LISTED ENTRIES:

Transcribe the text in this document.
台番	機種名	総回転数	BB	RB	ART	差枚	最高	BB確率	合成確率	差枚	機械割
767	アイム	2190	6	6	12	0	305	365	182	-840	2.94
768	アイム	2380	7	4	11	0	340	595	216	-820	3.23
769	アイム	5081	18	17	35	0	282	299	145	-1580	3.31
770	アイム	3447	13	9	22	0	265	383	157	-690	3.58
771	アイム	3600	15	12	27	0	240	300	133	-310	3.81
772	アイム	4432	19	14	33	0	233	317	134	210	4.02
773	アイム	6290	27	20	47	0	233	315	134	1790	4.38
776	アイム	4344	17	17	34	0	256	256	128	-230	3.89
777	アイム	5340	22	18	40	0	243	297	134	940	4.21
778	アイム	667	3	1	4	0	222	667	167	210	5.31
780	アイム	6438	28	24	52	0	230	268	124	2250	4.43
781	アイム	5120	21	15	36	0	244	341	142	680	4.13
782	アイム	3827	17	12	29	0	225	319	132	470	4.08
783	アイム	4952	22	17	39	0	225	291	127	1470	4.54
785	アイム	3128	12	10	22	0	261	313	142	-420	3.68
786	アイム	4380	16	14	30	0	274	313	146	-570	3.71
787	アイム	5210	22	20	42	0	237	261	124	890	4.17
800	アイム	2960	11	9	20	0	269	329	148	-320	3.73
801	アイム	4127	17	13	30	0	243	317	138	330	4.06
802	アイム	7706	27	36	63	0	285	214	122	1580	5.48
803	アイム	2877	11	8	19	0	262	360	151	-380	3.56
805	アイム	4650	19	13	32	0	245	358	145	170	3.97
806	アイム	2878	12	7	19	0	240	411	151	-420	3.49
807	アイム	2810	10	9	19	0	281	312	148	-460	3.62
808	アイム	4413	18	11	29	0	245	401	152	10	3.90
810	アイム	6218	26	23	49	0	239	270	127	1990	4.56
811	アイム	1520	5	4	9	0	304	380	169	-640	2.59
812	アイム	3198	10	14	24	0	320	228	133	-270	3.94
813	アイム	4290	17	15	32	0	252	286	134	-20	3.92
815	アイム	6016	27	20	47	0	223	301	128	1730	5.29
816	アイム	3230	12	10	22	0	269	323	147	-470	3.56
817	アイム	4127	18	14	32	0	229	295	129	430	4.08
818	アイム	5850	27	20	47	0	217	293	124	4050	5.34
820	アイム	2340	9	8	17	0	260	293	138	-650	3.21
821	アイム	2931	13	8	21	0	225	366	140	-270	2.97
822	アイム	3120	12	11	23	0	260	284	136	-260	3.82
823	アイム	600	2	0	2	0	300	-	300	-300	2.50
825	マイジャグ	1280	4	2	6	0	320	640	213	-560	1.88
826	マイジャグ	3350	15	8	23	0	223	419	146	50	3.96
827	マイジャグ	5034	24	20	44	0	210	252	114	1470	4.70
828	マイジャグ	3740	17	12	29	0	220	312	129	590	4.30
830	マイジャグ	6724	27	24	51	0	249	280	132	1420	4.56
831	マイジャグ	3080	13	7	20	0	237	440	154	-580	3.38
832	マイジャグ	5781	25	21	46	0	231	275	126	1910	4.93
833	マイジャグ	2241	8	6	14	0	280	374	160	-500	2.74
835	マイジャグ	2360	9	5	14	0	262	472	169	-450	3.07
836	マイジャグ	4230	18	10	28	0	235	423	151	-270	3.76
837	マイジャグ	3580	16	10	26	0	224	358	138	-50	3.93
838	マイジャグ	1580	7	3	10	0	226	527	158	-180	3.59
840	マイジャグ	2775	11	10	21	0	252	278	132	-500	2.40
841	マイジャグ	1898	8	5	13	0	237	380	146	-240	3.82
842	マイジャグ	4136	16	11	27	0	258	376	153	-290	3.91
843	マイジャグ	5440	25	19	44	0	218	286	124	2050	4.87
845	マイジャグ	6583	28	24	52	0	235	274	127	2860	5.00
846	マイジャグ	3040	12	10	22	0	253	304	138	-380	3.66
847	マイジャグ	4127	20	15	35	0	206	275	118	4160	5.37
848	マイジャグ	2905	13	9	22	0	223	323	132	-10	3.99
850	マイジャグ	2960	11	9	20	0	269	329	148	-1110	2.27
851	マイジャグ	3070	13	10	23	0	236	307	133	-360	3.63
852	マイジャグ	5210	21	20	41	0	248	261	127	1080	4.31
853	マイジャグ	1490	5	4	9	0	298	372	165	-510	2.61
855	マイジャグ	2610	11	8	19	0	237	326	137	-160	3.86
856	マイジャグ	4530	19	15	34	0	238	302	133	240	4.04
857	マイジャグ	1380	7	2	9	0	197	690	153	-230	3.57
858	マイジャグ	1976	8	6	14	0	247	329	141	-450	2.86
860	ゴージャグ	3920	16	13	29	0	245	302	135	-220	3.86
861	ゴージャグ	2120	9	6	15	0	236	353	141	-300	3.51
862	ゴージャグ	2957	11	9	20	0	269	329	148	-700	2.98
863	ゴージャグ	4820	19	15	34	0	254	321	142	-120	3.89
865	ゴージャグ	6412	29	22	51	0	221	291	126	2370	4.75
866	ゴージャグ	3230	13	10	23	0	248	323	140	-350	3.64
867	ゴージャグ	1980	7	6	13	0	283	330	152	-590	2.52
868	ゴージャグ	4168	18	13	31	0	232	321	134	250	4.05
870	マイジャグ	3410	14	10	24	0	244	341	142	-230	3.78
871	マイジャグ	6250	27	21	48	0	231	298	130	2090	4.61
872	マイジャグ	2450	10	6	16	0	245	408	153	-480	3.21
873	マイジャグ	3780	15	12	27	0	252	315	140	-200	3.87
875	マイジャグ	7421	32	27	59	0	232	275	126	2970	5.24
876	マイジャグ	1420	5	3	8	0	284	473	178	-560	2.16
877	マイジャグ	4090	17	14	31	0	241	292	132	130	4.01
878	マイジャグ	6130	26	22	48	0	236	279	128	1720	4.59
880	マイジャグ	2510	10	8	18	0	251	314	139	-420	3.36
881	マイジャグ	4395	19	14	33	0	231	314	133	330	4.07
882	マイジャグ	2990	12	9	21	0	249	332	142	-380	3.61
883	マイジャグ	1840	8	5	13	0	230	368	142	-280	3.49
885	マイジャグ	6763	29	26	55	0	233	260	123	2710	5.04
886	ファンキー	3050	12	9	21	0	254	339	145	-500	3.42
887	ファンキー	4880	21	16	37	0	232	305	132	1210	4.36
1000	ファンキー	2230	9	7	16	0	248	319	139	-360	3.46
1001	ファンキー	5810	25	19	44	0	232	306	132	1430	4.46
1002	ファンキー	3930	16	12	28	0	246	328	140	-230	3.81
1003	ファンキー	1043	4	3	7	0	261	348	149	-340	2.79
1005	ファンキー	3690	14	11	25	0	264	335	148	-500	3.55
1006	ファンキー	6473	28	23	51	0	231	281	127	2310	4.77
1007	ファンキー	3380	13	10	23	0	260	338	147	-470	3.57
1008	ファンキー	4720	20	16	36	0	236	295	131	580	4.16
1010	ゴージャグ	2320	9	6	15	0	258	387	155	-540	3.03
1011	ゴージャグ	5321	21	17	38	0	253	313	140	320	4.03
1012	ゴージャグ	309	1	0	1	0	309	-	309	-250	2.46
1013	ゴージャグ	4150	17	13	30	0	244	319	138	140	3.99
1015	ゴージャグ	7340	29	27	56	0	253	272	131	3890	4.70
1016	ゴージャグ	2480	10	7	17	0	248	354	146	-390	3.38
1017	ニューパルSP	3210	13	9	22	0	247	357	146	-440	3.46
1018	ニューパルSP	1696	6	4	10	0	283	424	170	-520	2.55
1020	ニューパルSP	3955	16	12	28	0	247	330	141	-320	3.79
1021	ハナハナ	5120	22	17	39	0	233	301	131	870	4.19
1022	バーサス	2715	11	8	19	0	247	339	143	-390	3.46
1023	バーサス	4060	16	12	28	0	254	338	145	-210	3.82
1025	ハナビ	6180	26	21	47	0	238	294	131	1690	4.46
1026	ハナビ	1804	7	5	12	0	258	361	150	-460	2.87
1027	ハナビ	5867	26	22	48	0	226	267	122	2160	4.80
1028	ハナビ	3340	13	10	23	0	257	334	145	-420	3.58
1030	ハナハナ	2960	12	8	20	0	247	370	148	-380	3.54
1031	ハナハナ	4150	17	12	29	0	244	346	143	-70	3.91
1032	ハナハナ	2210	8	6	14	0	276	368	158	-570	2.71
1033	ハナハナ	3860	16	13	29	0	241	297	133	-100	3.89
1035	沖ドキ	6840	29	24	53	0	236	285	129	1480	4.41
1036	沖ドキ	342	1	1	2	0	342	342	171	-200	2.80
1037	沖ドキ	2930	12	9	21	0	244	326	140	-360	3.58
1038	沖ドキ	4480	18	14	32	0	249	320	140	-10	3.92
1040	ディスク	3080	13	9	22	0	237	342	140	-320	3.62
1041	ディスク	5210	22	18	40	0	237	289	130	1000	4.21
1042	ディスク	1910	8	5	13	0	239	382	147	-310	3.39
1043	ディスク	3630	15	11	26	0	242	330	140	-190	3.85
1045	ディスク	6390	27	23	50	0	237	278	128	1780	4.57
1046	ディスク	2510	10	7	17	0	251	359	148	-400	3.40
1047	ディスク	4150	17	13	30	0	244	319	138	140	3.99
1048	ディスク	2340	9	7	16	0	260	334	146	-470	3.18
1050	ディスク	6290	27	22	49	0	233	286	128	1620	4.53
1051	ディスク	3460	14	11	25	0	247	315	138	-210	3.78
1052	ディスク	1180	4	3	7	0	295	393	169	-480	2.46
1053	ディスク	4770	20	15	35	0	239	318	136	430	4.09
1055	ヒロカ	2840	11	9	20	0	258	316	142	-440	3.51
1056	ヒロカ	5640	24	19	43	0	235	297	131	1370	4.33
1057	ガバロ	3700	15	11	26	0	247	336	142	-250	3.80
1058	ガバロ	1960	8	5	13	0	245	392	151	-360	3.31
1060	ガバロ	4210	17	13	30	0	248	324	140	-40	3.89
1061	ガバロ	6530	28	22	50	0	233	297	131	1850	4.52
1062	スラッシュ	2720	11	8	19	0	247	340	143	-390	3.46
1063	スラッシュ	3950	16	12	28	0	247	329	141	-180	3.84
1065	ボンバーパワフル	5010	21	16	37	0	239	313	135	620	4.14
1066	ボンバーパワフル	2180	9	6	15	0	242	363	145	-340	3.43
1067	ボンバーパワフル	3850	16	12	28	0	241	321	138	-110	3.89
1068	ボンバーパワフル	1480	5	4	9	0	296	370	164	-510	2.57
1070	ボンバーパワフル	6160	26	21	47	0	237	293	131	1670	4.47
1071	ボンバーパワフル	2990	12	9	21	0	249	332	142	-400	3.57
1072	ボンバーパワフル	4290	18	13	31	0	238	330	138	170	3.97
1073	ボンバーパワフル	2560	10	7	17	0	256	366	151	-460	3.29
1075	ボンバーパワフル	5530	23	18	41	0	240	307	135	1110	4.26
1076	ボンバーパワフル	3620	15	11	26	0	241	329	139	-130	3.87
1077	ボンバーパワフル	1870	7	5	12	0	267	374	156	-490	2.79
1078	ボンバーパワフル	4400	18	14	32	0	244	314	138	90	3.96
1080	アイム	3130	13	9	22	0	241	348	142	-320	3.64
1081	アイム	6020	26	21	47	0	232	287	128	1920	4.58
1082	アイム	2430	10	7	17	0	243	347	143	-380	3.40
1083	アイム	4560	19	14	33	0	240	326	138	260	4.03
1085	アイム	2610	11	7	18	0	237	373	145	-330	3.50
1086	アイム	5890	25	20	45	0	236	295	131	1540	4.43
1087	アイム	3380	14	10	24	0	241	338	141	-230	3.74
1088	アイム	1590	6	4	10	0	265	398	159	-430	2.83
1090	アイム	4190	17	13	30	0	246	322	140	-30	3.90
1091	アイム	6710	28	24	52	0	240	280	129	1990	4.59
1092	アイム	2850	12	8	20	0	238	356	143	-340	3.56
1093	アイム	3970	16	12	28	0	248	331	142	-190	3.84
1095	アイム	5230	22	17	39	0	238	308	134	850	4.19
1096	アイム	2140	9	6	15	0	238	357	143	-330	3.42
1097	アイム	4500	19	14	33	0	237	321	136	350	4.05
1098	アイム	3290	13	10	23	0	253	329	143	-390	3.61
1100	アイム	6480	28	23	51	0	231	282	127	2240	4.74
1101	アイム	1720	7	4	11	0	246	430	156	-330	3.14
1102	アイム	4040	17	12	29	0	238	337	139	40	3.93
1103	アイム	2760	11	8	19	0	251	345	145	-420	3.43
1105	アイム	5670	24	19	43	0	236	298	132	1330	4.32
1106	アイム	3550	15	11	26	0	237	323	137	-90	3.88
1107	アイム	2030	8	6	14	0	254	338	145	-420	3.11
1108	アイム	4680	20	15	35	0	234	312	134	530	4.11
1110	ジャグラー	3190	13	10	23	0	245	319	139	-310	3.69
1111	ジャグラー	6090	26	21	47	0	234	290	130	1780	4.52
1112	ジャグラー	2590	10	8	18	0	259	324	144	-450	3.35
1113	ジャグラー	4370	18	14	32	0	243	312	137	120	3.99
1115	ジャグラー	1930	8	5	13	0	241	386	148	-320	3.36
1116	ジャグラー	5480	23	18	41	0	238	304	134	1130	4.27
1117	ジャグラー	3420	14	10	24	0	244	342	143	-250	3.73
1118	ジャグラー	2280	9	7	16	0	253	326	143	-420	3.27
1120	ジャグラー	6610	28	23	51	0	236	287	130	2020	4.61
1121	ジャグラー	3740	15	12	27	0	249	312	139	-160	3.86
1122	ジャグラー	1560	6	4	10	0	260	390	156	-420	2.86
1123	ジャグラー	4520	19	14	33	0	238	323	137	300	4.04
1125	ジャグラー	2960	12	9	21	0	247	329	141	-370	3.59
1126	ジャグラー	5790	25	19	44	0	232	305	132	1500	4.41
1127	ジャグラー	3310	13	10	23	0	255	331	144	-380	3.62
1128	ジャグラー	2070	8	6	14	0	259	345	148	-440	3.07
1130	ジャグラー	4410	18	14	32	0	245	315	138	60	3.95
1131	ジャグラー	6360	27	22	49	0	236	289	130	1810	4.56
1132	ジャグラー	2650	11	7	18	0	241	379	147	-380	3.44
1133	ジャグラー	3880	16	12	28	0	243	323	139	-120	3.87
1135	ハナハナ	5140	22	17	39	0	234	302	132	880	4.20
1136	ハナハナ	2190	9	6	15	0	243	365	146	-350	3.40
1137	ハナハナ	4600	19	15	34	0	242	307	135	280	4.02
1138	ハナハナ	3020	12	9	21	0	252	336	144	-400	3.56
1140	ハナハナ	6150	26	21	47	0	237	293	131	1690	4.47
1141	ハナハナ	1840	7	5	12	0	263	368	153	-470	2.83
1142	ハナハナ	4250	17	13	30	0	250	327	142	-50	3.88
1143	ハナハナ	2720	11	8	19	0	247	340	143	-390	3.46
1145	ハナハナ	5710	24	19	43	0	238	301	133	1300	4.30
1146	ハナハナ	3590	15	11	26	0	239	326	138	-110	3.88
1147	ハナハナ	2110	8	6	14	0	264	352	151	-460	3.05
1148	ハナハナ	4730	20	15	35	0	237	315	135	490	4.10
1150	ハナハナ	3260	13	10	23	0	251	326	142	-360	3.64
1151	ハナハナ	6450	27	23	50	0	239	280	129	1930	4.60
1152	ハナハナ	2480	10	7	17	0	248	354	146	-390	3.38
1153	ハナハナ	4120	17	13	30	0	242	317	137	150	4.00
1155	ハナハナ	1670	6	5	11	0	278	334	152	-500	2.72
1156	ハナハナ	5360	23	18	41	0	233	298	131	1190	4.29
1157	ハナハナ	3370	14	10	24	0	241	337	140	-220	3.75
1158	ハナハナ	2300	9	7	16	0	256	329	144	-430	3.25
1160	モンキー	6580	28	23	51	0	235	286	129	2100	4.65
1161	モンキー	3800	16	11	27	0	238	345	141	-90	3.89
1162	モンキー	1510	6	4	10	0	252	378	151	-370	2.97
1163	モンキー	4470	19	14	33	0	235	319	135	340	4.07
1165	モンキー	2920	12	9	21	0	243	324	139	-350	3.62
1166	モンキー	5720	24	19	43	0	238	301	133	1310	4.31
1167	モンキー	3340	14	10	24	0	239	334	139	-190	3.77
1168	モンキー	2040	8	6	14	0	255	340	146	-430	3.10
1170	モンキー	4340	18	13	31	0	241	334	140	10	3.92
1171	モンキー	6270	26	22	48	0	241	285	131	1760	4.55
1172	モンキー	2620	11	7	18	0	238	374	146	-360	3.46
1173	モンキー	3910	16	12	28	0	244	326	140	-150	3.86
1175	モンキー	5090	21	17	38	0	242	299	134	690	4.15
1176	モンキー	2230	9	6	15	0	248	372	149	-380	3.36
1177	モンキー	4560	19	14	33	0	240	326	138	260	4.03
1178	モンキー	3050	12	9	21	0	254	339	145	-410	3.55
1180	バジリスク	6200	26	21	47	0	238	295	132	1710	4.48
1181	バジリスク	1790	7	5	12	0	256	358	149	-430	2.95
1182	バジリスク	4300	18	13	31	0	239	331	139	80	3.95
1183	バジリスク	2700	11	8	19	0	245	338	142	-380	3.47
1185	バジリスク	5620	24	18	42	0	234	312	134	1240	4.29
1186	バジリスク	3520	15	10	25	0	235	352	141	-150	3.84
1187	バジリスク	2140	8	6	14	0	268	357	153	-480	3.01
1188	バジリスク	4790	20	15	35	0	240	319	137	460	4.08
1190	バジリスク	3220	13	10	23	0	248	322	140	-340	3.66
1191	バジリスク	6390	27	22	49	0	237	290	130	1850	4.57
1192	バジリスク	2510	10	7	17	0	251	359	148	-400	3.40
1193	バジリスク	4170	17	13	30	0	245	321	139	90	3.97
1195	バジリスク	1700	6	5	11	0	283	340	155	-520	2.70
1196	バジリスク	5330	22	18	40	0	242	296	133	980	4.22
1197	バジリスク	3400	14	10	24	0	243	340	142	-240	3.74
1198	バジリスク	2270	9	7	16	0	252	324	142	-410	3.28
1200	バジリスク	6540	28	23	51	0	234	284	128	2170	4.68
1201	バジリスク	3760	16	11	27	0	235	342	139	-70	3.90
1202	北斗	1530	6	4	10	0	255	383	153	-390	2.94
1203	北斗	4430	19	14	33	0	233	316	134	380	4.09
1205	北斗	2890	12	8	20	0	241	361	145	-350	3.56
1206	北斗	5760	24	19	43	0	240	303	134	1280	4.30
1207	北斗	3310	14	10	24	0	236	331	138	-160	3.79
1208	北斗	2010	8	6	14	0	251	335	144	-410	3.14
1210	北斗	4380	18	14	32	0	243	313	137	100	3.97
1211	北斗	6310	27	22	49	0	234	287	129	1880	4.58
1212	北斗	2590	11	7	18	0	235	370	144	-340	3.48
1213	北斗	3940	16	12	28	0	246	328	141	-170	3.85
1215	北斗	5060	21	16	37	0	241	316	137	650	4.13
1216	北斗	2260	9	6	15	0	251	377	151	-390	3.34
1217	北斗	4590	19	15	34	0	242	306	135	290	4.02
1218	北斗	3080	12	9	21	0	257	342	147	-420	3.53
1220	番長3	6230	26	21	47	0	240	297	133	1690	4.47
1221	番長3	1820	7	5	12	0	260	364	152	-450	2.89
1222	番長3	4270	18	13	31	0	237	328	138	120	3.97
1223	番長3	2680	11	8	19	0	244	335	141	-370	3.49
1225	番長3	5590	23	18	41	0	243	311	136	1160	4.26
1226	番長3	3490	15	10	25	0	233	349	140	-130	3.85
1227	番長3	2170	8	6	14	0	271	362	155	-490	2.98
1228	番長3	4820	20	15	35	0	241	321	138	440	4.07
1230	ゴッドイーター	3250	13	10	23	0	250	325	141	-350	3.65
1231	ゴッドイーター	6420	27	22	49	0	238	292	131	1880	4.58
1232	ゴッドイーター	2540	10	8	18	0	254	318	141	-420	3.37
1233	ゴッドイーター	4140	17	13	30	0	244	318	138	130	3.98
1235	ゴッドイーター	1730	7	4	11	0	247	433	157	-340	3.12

WHAT THE TASK ASKS:
Take every line containing the word "バーサス" and copy it.

CORRECT RESULT:
1022	バーサス	2715	11	8	19	0	247	339	143	-390	3.46
1023	バーサス	4060	16	12	28	0	254	338	145	-210	3.82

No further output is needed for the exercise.